- [Instruction] Scan the lines below for the word "AMSEAS". Copy each line you find it in.

+++++

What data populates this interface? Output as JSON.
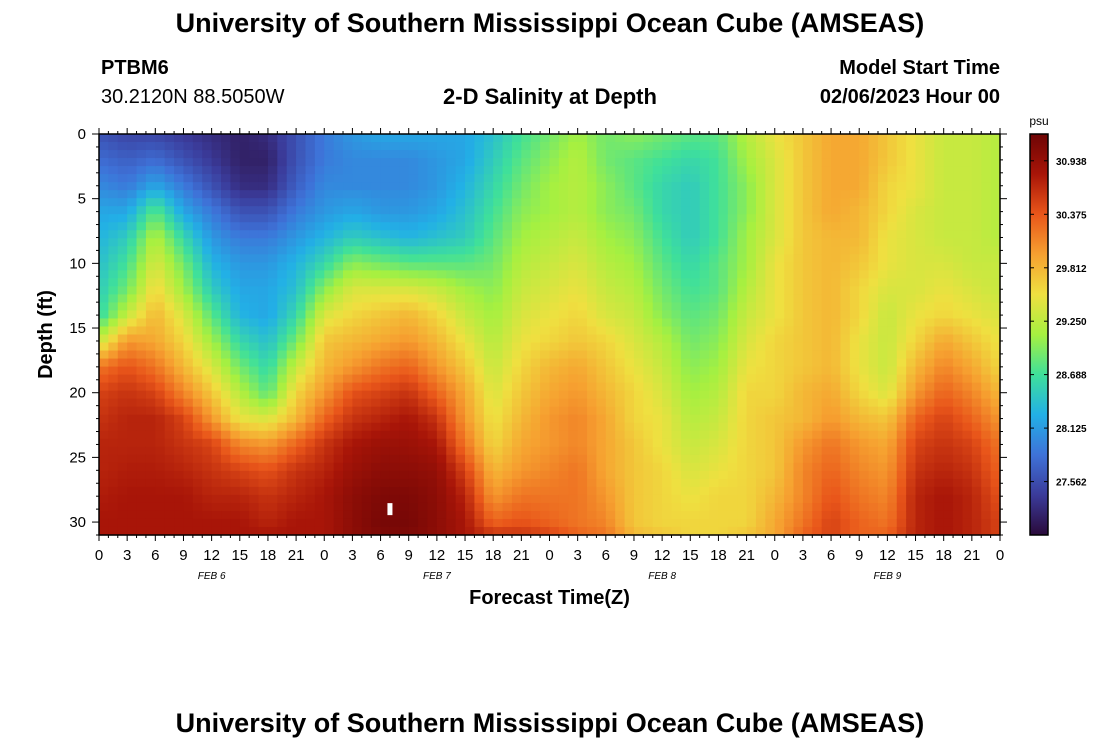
{
  "header": {
    "title": "University of Southern Mississippi Ocean Cube (AMSEAS)",
    "station_id": "PTBM6",
    "station_coords": "30.2120N  88.5050W",
    "plot_subtitle": "2-D Salinity at Depth",
    "model_label": "Model Start Time",
    "model_date": "02/06/2023 Hour 00"
  },
  "footer": {
    "title_repeat": "University of Southern Mississippi Ocean Cube (AMSEAS)"
  },
  "chart_data": {
    "type": "heatmap",
    "title": "2-D Salinity at Depth",
    "xlabel": "Forecast Time(Z)",
    "ylabel": "Depth (ft)",
    "x_ticks": [
      "0",
      "3",
      "6",
      "9",
      "12",
      "15",
      "18",
      "21",
      "0",
      "3",
      "6",
      "9",
      "12",
      "15",
      "18",
      "21",
      "0",
      "3",
      "6",
      "9",
      "12",
      "15",
      "18",
      "21",
      "0",
      "3",
      "6",
      "9",
      "12",
      "15",
      "18",
      "21",
      "0"
    ],
    "x_range_hours": [
      0,
      96
    ],
    "day_labels": [
      {
        "hour": 12,
        "label": "FEB 6"
      },
      {
        "hour": 36,
        "label": "FEB 7"
      },
      {
        "hour": 60,
        "label": "FEB 8"
      },
      {
        "hour": 84,
        "label": "FEB 9"
      }
    ],
    "y_ticks": [
      0,
      5,
      10,
      15,
      20,
      25,
      30
    ],
    "y_range_ft": [
      0,
      31
    ],
    "colorbar": {
      "unit": "psu",
      "levels": [
        "30.938",
        "30.375",
        "29.812",
        "29.250",
        "28.688",
        "28.125",
        "27.562"
      ],
      "min": 27.0,
      "max": 31.22,
      "colors": [
        "#2a0a3a",
        "#3b3b9a",
        "#3e72d8",
        "#22b0e6",
        "#3fe09a",
        "#a6f040",
        "#efe040",
        "#f6a030",
        "#e9561a",
        "#a81508",
        "#6e0505"
      ]
    },
    "depth_profile_ft": [
      0,
      2,
      4,
      6,
      8,
      10,
      12,
      14,
      16,
      18,
      20,
      22,
      24,
      26,
      28,
      30,
      31
    ],
    "series": [
      {
        "hour": 0,
        "values": [
          27.6,
          27.8,
          28.0,
          28.2,
          28.3,
          28.4,
          28.5,
          28.6,
          29.3,
          30.2,
          30.5,
          30.6,
          30.7,
          30.7,
          30.75,
          30.8,
          30.8
        ]
      },
      {
        "hour": 3,
        "values": [
          27.5,
          27.7,
          27.9,
          28.2,
          28.5,
          28.7,
          28.9,
          29.3,
          30.0,
          30.4,
          30.6,
          30.7,
          30.7,
          30.75,
          30.8,
          30.8,
          30.8
        ]
      },
      {
        "hour": 6,
        "values": [
          27.5,
          27.8,
          28.2,
          28.8,
          29.2,
          29.4,
          29.6,
          29.8,
          29.9,
          30.2,
          30.5,
          30.7,
          30.7,
          30.75,
          30.8,
          30.8,
          30.8
        ]
      },
      {
        "hour": 9,
        "values": [
          27.4,
          27.6,
          27.9,
          28.2,
          28.6,
          28.9,
          29.1,
          29.4,
          29.6,
          29.8,
          30.1,
          30.5,
          30.6,
          30.7,
          30.8,
          30.8,
          30.8
        ]
      },
      {
        "hour": 12,
        "values": [
          27.3,
          27.4,
          27.6,
          27.9,
          28.1,
          28.3,
          28.5,
          28.8,
          29.1,
          29.4,
          29.7,
          30.0,
          30.5,
          30.6,
          30.7,
          30.8,
          30.8
        ]
      },
      {
        "hour": 15,
        "values": [
          27.2,
          27.2,
          27.3,
          27.6,
          27.9,
          28.1,
          28.2,
          28.3,
          28.6,
          28.9,
          29.2,
          29.5,
          30.1,
          30.5,
          30.7,
          30.8,
          30.8
        ]
      },
      {
        "hour": 18,
        "values": [
          27.3,
          27.2,
          27.3,
          27.6,
          27.9,
          28.1,
          28.2,
          28.2,
          28.4,
          28.6,
          28.8,
          29.4,
          30.0,
          30.4,
          30.6,
          30.7,
          30.8
        ]
      },
      {
        "hour": 21,
        "values": [
          27.6,
          27.6,
          27.7,
          27.9,
          28.1,
          28.3,
          28.4,
          28.6,
          28.9,
          29.3,
          29.6,
          29.8,
          30.3,
          30.6,
          30.7,
          30.8,
          30.8
        ]
      },
      {
        "hour": 24,
        "values": [
          27.9,
          27.9,
          28.0,
          28.1,
          28.3,
          28.6,
          29.0,
          29.4,
          29.7,
          29.8,
          30.0,
          30.3,
          30.6,
          30.7,
          30.8,
          30.8,
          30.8
        ]
      },
      {
        "hour": 27,
        "values": [
          28.1,
          28.0,
          28.0,
          28.2,
          28.5,
          29.0,
          29.4,
          29.6,
          29.8,
          30.0,
          30.4,
          30.6,
          30.8,
          30.9,
          31.0,
          31.0,
          31.0
        ]
      },
      {
        "hour": 30,
        "values": [
          28.2,
          28.0,
          28.0,
          28.1,
          28.4,
          28.9,
          29.4,
          29.7,
          29.9,
          30.2,
          30.5,
          30.7,
          30.9,
          31.0,
          31.1,
          31.15,
          31.1
        ]
      },
      {
        "hour": 33,
        "values": [
          28.2,
          28.0,
          28.0,
          28.1,
          28.3,
          28.8,
          29.4,
          29.8,
          30.0,
          30.3,
          30.6,
          30.8,
          30.9,
          31.0,
          31.1,
          31.15,
          31.1
        ]
      },
      {
        "hour": 36,
        "values": [
          28.2,
          28.1,
          28.1,
          28.2,
          28.4,
          28.8,
          29.3,
          29.6,
          29.8,
          30.0,
          30.3,
          30.6,
          30.8,
          30.95,
          31.0,
          31.0,
          31.0
        ]
      },
      {
        "hour": 39,
        "values": [
          28.2,
          28.2,
          28.3,
          28.4,
          28.5,
          28.8,
          29.1,
          29.3,
          29.5,
          29.7,
          29.9,
          30.0,
          30.2,
          30.5,
          30.7,
          30.8,
          30.8
        ]
      },
      {
        "hour": 42,
        "values": [
          28.4,
          28.5,
          28.6,
          28.7,
          28.8,
          28.9,
          29.0,
          29.1,
          29.2,
          29.3,
          29.4,
          29.5,
          29.6,
          29.8,
          30.0,
          30.3,
          30.6
        ]
      },
      {
        "hour": 45,
        "values": [
          28.7,
          28.8,
          28.9,
          29.0,
          29.1,
          29.2,
          29.3,
          29.4,
          29.5,
          29.6,
          29.7,
          29.8,
          29.9,
          30.0,
          30.2,
          30.4,
          30.6
        ]
      },
      {
        "hour": 48,
        "values": [
          28.9,
          29.0,
          29.1,
          29.1,
          29.2,
          29.3,
          29.4,
          29.5,
          29.6,
          29.8,
          29.9,
          30.0,
          30.0,
          30.1,
          30.2,
          30.3,
          30.5
        ]
      },
      {
        "hour": 51,
        "values": [
          29.1,
          29.2,
          29.2,
          29.2,
          29.3,
          29.4,
          29.5,
          29.6,
          29.7,
          29.9,
          30.0,
          30.1,
          30.1,
          30.2,
          30.2,
          30.2,
          30.3
        ]
      },
      {
        "hour": 54,
        "values": [
          28.9,
          28.9,
          29.0,
          29.0,
          29.1,
          29.2,
          29.3,
          29.4,
          29.6,
          29.7,
          29.8,
          29.9,
          29.9,
          29.9,
          30.0,
          30.1,
          30.2
        ]
      },
      {
        "hour": 57,
        "values": [
          29.0,
          28.8,
          28.8,
          28.9,
          29.0,
          29.1,
          29.2,
          29.3,
          29.4,
          29.5,
          29.6,
          29.6,
          29.7,
          29.7,
          29.7,
          29.7,
          29.8
        ]
      },
      {
        "hour": 60,
        "values": [
          28.9,
          28.7,
          28.6,
          28.6,
          28.7,
          28.8,
          28.9,
          29.0,
          29.2,
          29.3,
          29.4,
          29.5,
          29.5,
          29.6,
          29.6,
          29.6,
          29.7
        ]
      },
      {
        "hour": 63,
        "values": [
          28.8,
          28.6,
          28.5,
          28.5,
          28.5,
          28.6,
          28.7,
          28.8,
          28.9,
          29.0,
          29.1,
          29.2,
          29.3,
          29.4,
          29.5,
          29.6,
          29.6
        ]
      },
      {
        "hour": 66,
        "values": [
          28.8,
          28.7,
          28.7,
          28.7,
          28.7,
          28.8,
          28.8,
          28.9,
          29.0,
          29.1,
          29.2,
          29.3,
          29.4,
          29.5,
          29.6,
          29.6,
          29.6
        ]
      },
      {
        "hour": 69,
        "values": [
          29.2,
          29.1,
          29.0,
          29.0,
          29.1,
          29.1,
          29.2,
          29.3,
          29.4,
          29.5,
          29.6,
          29.6,
          29.6,
          29.6,
          29.6,
          29.6,
          29.7
        ]
      },
      {
        "hour": 72,
        "values": [
          29.5,
          29.4,
          29.4,
          29.4,
          29.4,
          29.5,
          29.5,
          29.5,
          29.6,
          29.6,
          29.6,
          29.7,
          29.7,
          29.7,
          29.8,
          29.9,
          29.9
        ]
      },
      {
        "hour": 75,
        "values": [
          29.7,
          29.7,
          29.7,
          29.7,
          29.7,
          29.7,
          29.7,
          29.7,
          29.7,
          29.7,
          29.8,
          29.8,
          30.0,
          30.1,
          30.1,
          30.2,
          30.3
        ]
      },
      {
        "hour": 78,
        "values": [
          29.9,
          29.9,
          29.9,
          29.9,
          29.8,
          29.8,
          29.8,
          29.8,
          29.8,
          29.8,
          29.9,
          30.0,
          30.2,
          30.3,
          30.4,
          30.5,
          30.5
        ]
      },
      {
        "hour": 81,
        "values": [
          29.9,
          29.9,
          29.9,
          29.8,
          29.8,
          29.7,
          29.6,
          29.6,
          29.5,
          29.5,
          29.6,
          29.8,
          30.0,
          30.1,
          30.2,
          30.3,
          30.3
        ]
      },
      {
        "hour": 84,
        "values": [
          29.7,
          29.7,
          29.6,
          29.6,
          29.5,
          29.5,
          29.4,
          29.3,
          29.3,
          29.3,
          29.4,
          29.7,
          29.9,
          30.0,
          30.1,
          30.2,
          30.3
        ]
      },
      {
        "hour": 87,
        "values": [
          29.5,
          29.5,
          29.5,
          29.4,
          29.4,
          29.4,
          29.4,
          29.5,
          29.6,
          29.8,
          30.0,
          30.3,
          30.5,
          30.6,
          30.7,
          30.7,
          30.7
        ]
      },
      {
        "hour": 90,
        "values": [
          29.3,
          29.3,
          29.3,
          29.3,
          29.3,
          29.4,
          29.5,
          29.6,
          29.9,
          30.1,
          30.3,
          30.5,
          30.6,
          30.7,
          30.8,
          30.8,
          30.8
        ]
      },
      {
        "hour": 93,
        "values": [
          29.3,
          29.3,
          29.3,
          29.3,
          29.3,
          29.3,
          29.4,
          29.5,
          29.7,
          29.9,
          30.1,
          30.3,
          30.5,
          30.6,
          30.7,
          30.7,
          30.7
        ]
      },
      {
        "hour": 96,
        "values": [
          29.2,
          29.2,
          29.2,
          29.2,
          29.2,
          29.3,
          29.3,
          29.4,
          29.5,
          29.6,
          29.8,
          30.0,
          30.2,
          30.3,
          30.4,
          30.5,
          30.5
        ]
      }
    ],
    "marker": {
      "hour": 31,
      "depth_ft": 29.0
    }
  }
}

+++++

- [Output of the exercise]
    "title": "University of Southern Mississippi Ocean Cube (AMSEAS)",
    "title_repeat": "University of Southern Mississippi Ocean Cube (AMSEAS)"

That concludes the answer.